■ Written exercise
Take each line that has the word "agenda" and return it.

■ Stored records
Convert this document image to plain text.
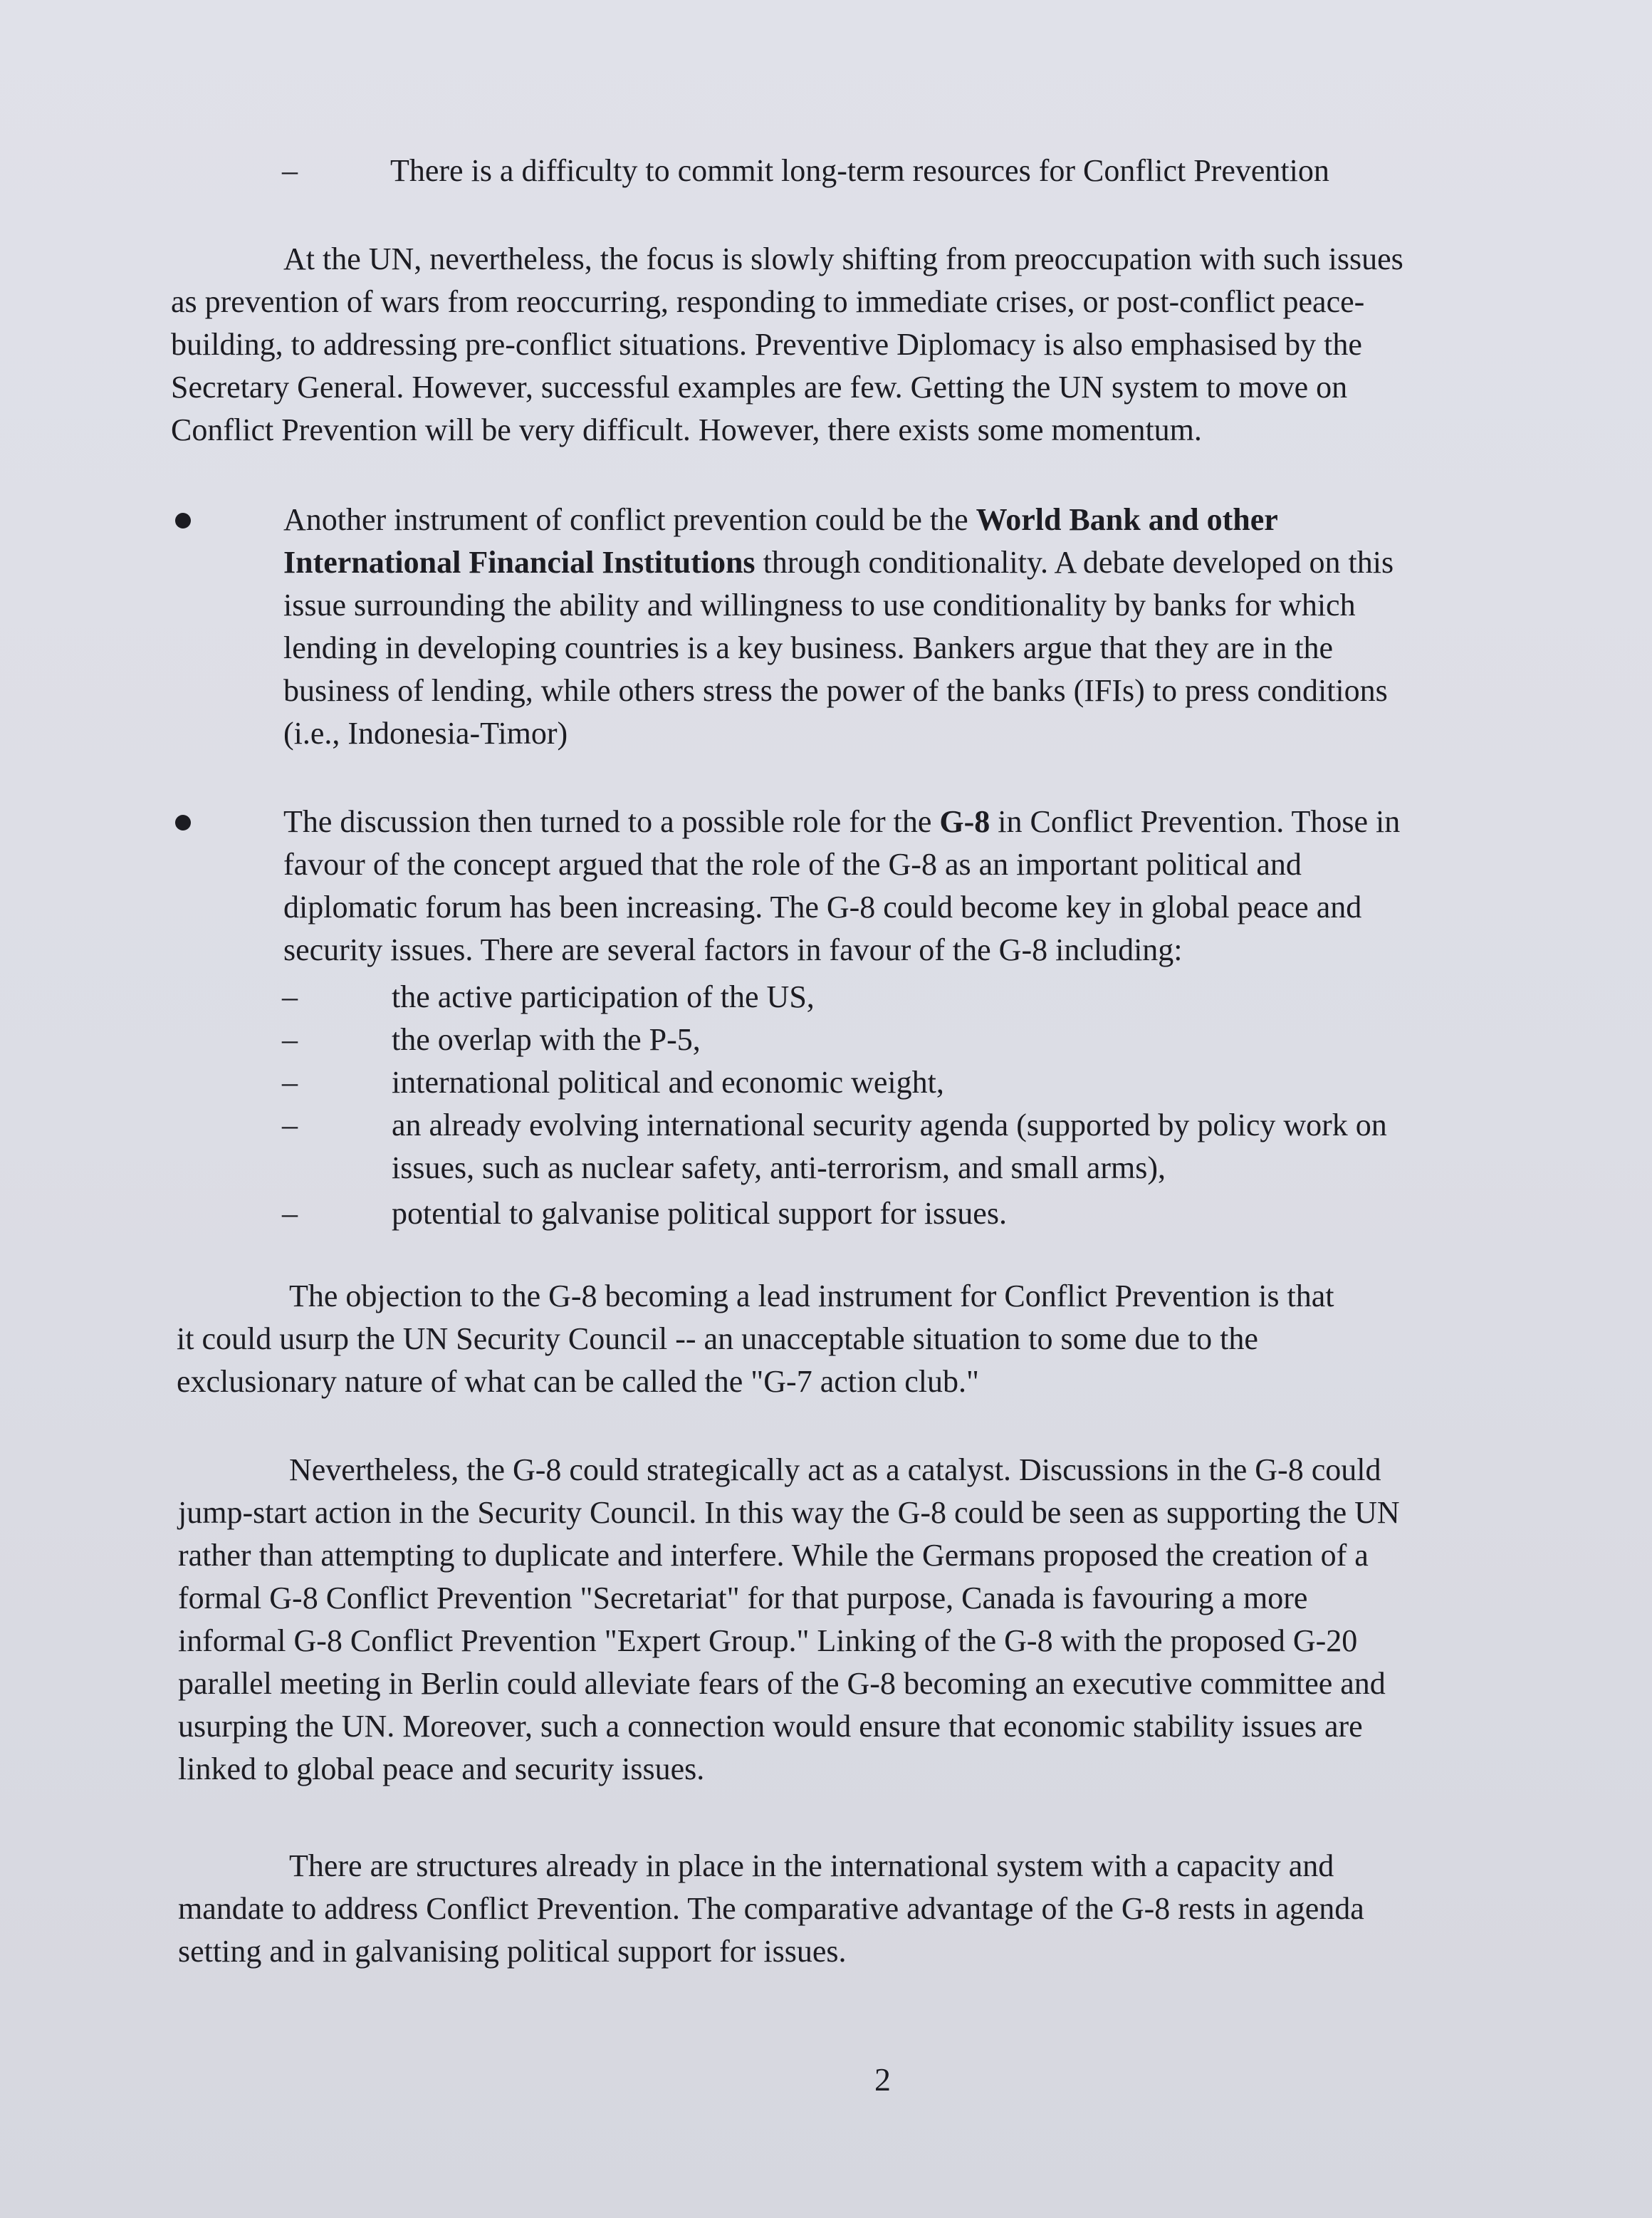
–	There is a difficulty to commit long-term resources for Conflict Prevention
At the UN, nevertheless, the focus is slowly shifting from preoccupation with such issues
as prevention of wars from reoccurring, responding to immediate crises, or post-conflict peace-
building, to addressing pre-conflict situations. Preventive Diplomacy is also emphasised by the
Secretary General. However, successful examples are few. Getting the UN system to move on
Conflict Prevention will be very difficult. However, there exists some momentum.
Another instrument of conflict prevention could be the World Bank and other
International Financial Institutions through conditionality. A debate developed on this
issue surrounding the ability and willingness to use conditionality by banks for which
lending in developing countries is a key business. Bankers argue that they are in the
business of lending, while others stress the power of the banks (IFIs) to press conditions
(i.e., Indonesia-Timor)
The discussion then turned to a possible role for the G-8 in Conflict Prevention. Those in
favour of the concept argued that the role of the G-8 as an important political and
diplomatic forum has been increasing. The G-8 could become key in global peace and
security issues. There are several factors in favour of the G-8 including:
–	the active participation of the US,
–	the overlap with the P-5,
–	international political and economic weight,
–	an already evolving international security agenda (supported by policy work on
issues, such as nuclear safety, anti-terrorism, and small arms),
–	potential to galvanise political support for issues.
The objection to the G-8 becoming a lead instrument for Conflict Prevention is that
it could usurp the UN Security Council -- an unacceptable situation to some due to the
exclusionary nature of what can be called the "G-7 action club."
Nevertheless, the G-8 could strategically act as a catalyst. Discussions in the G-8 could
jump-start action in the Security Council. In this way the G-8 could be seen as supporting the UN
rather than attempting to duplicate and interfere. While the Germans proposed the creation of a
formal G-8 Conflict Prevention "Secretariat" for that purpose, Canada is favouring a more
informal G-8 Conflict Prevention "Expert Group." Linking of the G-8 with the proposed G-20
parallel meeting in Berlin could alleviate fears of the G-8 becoming an executive committee and
usurping the UN. Moreover, such a connection would ensure that economic stability issues are
linked to global peace and security issues.
There are structures already in place in the international system with a capacity and
mandate to address Conflict Prevention. The comparative advantage of the G-8 rests in agenda
setting and in galvanising political support for issues.
2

■ Exercise solution
–	an already evolving international security agenda (supported by policy work on
mandate to address Conflict Prevention. The comparative advantage of the G-8 rests in agenda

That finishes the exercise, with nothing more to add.